**PROBLEM DETAILS:**
Convert the lines between the one containing "import-icon[interactable] bbox=[1881, 644, 1911, 674]" and the one containing "insert-button[interactable]: Inserisci ...", inclusive, into a Markdown table with the columns Row and Line, leaving out any blank lines.

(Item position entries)
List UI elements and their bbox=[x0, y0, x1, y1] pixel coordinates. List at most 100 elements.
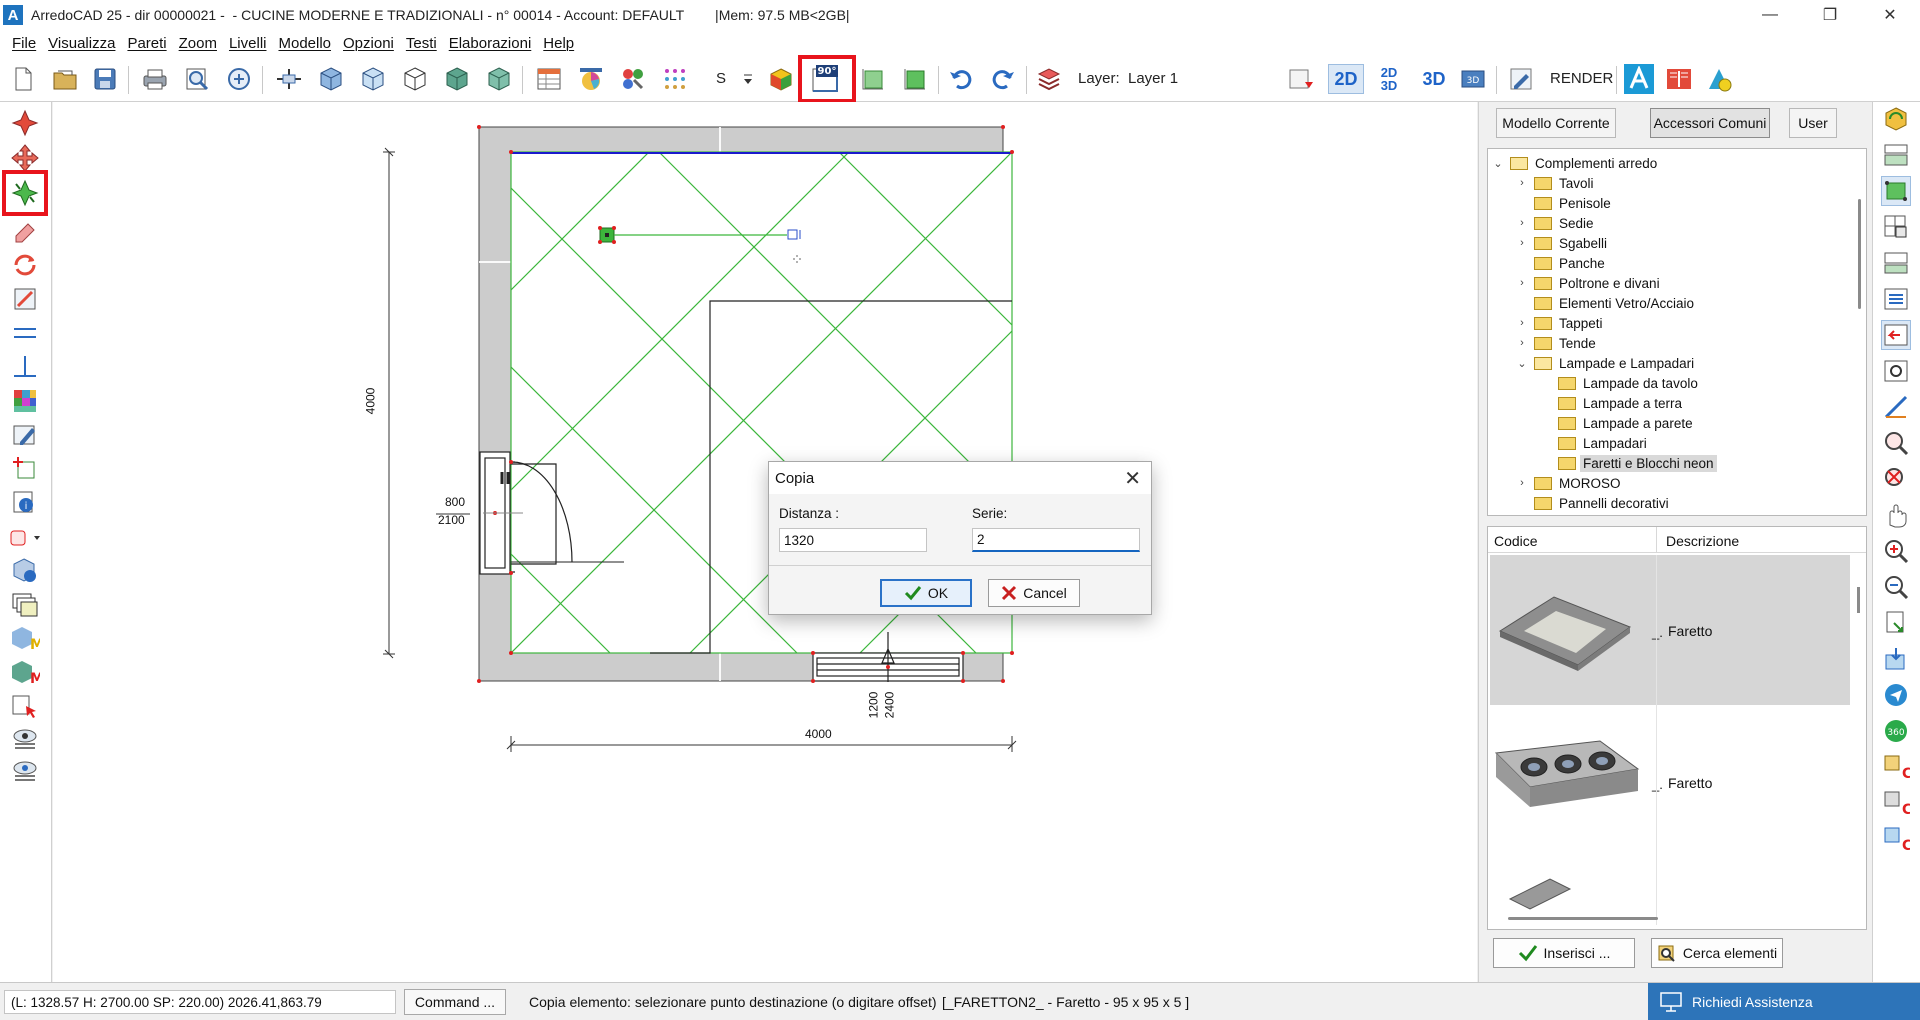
import-icon[interactable] bbox=[1881, 644, 1911, 674]
menu-modello[interactable]: Modello bbox=[272, 35, 337, 52]
close-window-button[interactable]: ✕ bbox=[1860, 0, 1920, 30]
rotate-icon[interactable] bbox=[8, 248, 42, 282]
print-icon[interactable] bbox=[140, 64, 170, 94]
render-label[interactable]: RENDER bbox=[1550, 70, 1613, 87]
help-a-icon[interactable] bbox=[1704, 64, 1734, 94]
green-area-icon[interactable] bbox=[1881, 176, 1911, 206]
list-vscroll-thumb[interactable] bbox=[1857, 587, 1860, 613]
tree-item[interactable]: › Tende bbox=[1516, 333, 1599, 353]
list-view-icon[interactable] bbox=[1881, 284, 1911, 314]
dialog-close-icon[interactable]: ✕ bbox=[1124, 466, 1141, 491]
m-red-icon[interactable]: M bbox=[8, 656, 42, 690]
tree-item[interactable]: › Tappeti bbox=[1516, 313, 1606, 333]
expand-chevron-icon[interactable]: › bbox=[1516, 217, 1528, 229]
stack-icon[interactable] bbox=[8, 588, 42, 622]
cube-color-icon[interactable] bbox=[766, 64, 796, 94]
tree-item[interactable]: › Sedie bbox=[1516, 213, 1597, 233]
collapse-chevron-icon[interactable]: ⌄ bbox=[1516, 357, 1528, 370]
tree-item[interactable]: Penisole bbox=[1516, 193, 1614, 213]
dropdown-arrow-icon[interactable] bbox=[740, 64, 756, 94]
insert-button[interactable]: Inserisci ... bbox=[1493, 938, 1635, 968]
info-icon[interactable]: i bbox=[8, 486, 42, 520]
box-green-icon[interactable] bbox=[442, 64, 472, 94]
tab-accessori-comuni[interactable]: Accessori Comuni bbox=[1650, 108, 1770, 138]
collapse-chevron-icon[interactable]: ⌄ bbox=[1492, 157, 1504, 170]
tree-item[interactable]: Lampade a terra bbox=[1540, 393, 1685, 413]
tree-item[interactable]: Elementi Vetro/Acciaio bbox=[1516, 293, 1697, 313]
layer-manager-icon[interactable] bbox=[1034, 64, 1064, 94]
plot-icon[interactable] bbox=[224, 64, 254, 94]
catalog-c-icon[interactable]: C bbox=[1881, 752, 1911, 782]
tree-item[interactable]: › Poltrone e divani bbox=[1516, 273, 1663, 293]
undo-icon[interactable] bbox=[946, 64, 976, 94]
rotate-90-button[interactable]: 90° bbox=[798, 55, 856, 103]
list-item[interactable]: _. Faretto bbox=[1490, 555, 1850, 705]
print-preview-icon[interactable] bbox=[182, 64, 212, 94]
erase-icon[interactable] bbox=[8, 214, 42, 248]
copy-element-button[interactable] bbox=[2, 170, 48, 216]
save-icon[interactable] bbox=[90, 64, 120, 94]
eye-view-icon[interactable] bbox=[8, 754, 42, 788]
wall-section-icon[interactable] bbox=[274, 64, 304, 94]
layer-color-icon[interactable] bbox=[1286, 64, 1316, 94]
menu-help[interactable]: Help bbox=[537, 35, 580, 52]
cancel-button[interactable]: Cancel bbox=[988, 579, 1080, 607]
layout-top-icon[interactable] bbox=[1881, 140, 1911, 170]
catalog-c-3-icon[interactable]: C bbox=[1881, 824, 1911, 854]
search-elements-button[interactable]: Cerca elementi bbox=[1651, 938, 1783, 968]
series-input[interactable] bbox=[972, 528, 1140, 552]
select-icon[interactable] bbox=[8, 106, 42, 140]
measure-icon[interactable] bbox=[1881, 392, 1911, 422]
box-wireframe-icon[interactable] bbox=[400, 64, 430, 94]
distance-input[interactable] bbox=[779, 528, 927, 552]
box-green-2-icon[interactable] bbox=[484, 64, 514, 94]
send-icon[interactable] bbox=[1881, 680, 1911, 710]
layer-value[interactable]: Layer 1 bbox=[1128, 70, 1178, 87]
area-green-2-icon[interactable] bbox=[900, 64, 930, 94]
view-3d-button[interactable]: 3D bbox=[1416, 64, 1452, 94]
render-settings-icon[interactable] bbox=[1506, 64, 1536, 94]
view-360-icon[interactable]: 360 bbox=[1881, 716, 1911, 746]
redo-icon[interactable] bbox=[988, 64, 1018, 94]
command-button[interactable]: Command ... bbox=[404, 989, 506, 1015]
layout-bottom-icon[interactable] bbox=[1881, 248, 1911, 278]
menu-livelli[interactable]: Livelli bbox=[223, 35, 273, 52]
mirror-icon[interactable] bbox=[8, 282, 42, 316]
tree-item[interactable]: ⌄ Lampade e Lampadari bbox=[1516, 353, 1697, 373]
snap-s-label[interactable]: S bbox=[716, 70, 726, 87]
tree-item[interactable]: Lampade a parete bbox=[1540, 413, 1696, 433]
tab-modello-corrente[interactable]: Modello Corrente bbox=[1496, 108, 1616, 138]
pan-hand-icon[interactable] bbox=[1881, 500, 1911, 530]
menu-pareti[interactable]: Pareti bbox=[121, 35, 172, 52]
minimize-button[interactable]: — bbox=[1740, 0, 1800, 30]
view-3d-box-icon[interactable]: 3D bbox=[1458, 64, 1488, 94]
box-solid-icon[interactable] bbox=[316, 64, 346, 94]
new-file-icon[interactable] bbox=[8, 64, 38, 94]
tab-user[interactable]: User bbox=[1789, 108, 1837, 138]
expand-chevron-icon[interactable]: › bbox=[1516, 277, 1528, 289]
catalog-c-2-icon[interactable]: C bbox=[1881, 788, 1911, 818]
move-icon[interactable] bbox=[8, 140, 42, 174]
column-code[interactable]: Codice bbox=[1494, 533, 1538, 549]
tree-item[interactable]: Lampade da tavolo bbox=[1540, 373, 1701, 393]
list-hscroll-thumb[interactable] bbox=[1508, 917, 1658, 920]
text-a-icon[interactable] bbox=[1624, 64, 1654, 94]
expand-chevron-icon[interactable]: › bbox=[1516, 477, 1528, 489]
add-point-icon[interactable] bbox=[8, 452, 42, 486]
menu-visualizza[interactable]: Visualizza bbox=[42, 35, 121, 52]
tree-item[interactable]: Lampadari bbox=[1540, 433, 1650, 453]
materials-icon[interactable] bbox=[618, 64, 648, 94]
zoom-all-icon[interactable] bbox=[1881, 428, 1911, 458]
edit-material-icon[interactable] bbox=[8, 418, 42, 452]
zoom-in-icon[interactable] bbox=[1881, 536, 1911, 566]
zoom-extents-icon[interactable] bbox=[1881, 464, 1911, 494]
eye-layers-icon[interactable] bbox=[8, 722, 42, 756]
zoom-out-icon[interactable] bbox=[1881, 572, 1911, 602]
layer-dropdown-icon[interactable] bbox=[8, 520, 42, 554]
view-2d-button[interactable]: 2D bbox=[1328, 64, 1364, 94]
column-description[interactable]: Descrizione bbox=[1666, 533, 1739, 549]
menu-zoom[interactable]: Zoom bbox=[173, 35, 223, 52]
book-icon[interactable] bbox=[1664, 64, 1694, 94]
expand-chevron-icon[interactable]: › bbox=[1516, 237, 1528, 249]
perpendicular-icon[interactable] bbox=[8, 350, 42, 384]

**RESPONSE TO THE TASK:**
| Row | Line |
|---|---|
| 1 | import-icon[interactable] bbox=[1881, 644, 1911, 674] |
| 2 | menu-modello[interactable]: Modello bbox=[272, 35, 337, 52] |
| 3 | close-window-button[interactable]: ✕ bbox=[1860, 0, 1920, 30] |
| 4 | rotate-icon[interactable] bbox=[8, 248, 42, 282] |
| 5 | print-icon[interactable] bbox=[140, 64, 170, 94] |
| 6 | render-label[interactable]: RENDER bbox=[1550, 70, 1613, 87] |
| 7 | help-a-icon[interactable] bbox=[1704, 64, 1734, 94] |
| 8 | green-area-icon[interactable] bbox=[1881, 176, 1911, 206] |
| 9 | list-vscroll-thumb[interactable] bbox=[1857, 587, 1860, 613] |
| 10 | tree-item[interactable]: › Tende bbox=[1516, 333, 1599, 353] |
| 11 | list-view-icon[interactable] bbox=[1881, 284, 1911, 314] |
| 12 | dialog-close-icon[interactable]: ✕ bbox=[1124, 466, 1141, 491] |
| 13 | m-red-icon[interactable]: M bbox=[8, 656, 42, 690] |
| 14 | tree-item[interactable]: › Tappeti bbox=[1516, 313, 1606, 333] |
| 15 | expand-chevron-icon[interactable]: › bbox=[1516, 217, 1528, 229] |
| 16 | stack-icon[interactable] bbox=[8, 588, 42, 622] |
| 17 | cube-color-icon[interactable] bbox=[766, 64, 796, 94] |
| 18 | tree-item[interactable]: › Sedie bbox=[1516, 213, 1597, 233] |
| 19 | collapse-chevron-icon[interactable]: ⌄ bbox=[1516, 357, 1528, 370] |
| 20 | tree-item[interactable]: Penisole bbox=[1516, 193, 1614, 213] |
| 21 | dropdown-arrow-icon[interactable] bbox=[740, 64, 756, 94] |
| 22 | insert-button[interactable]: Inserisci ... bbox=[1493, 938, 1635, 968] |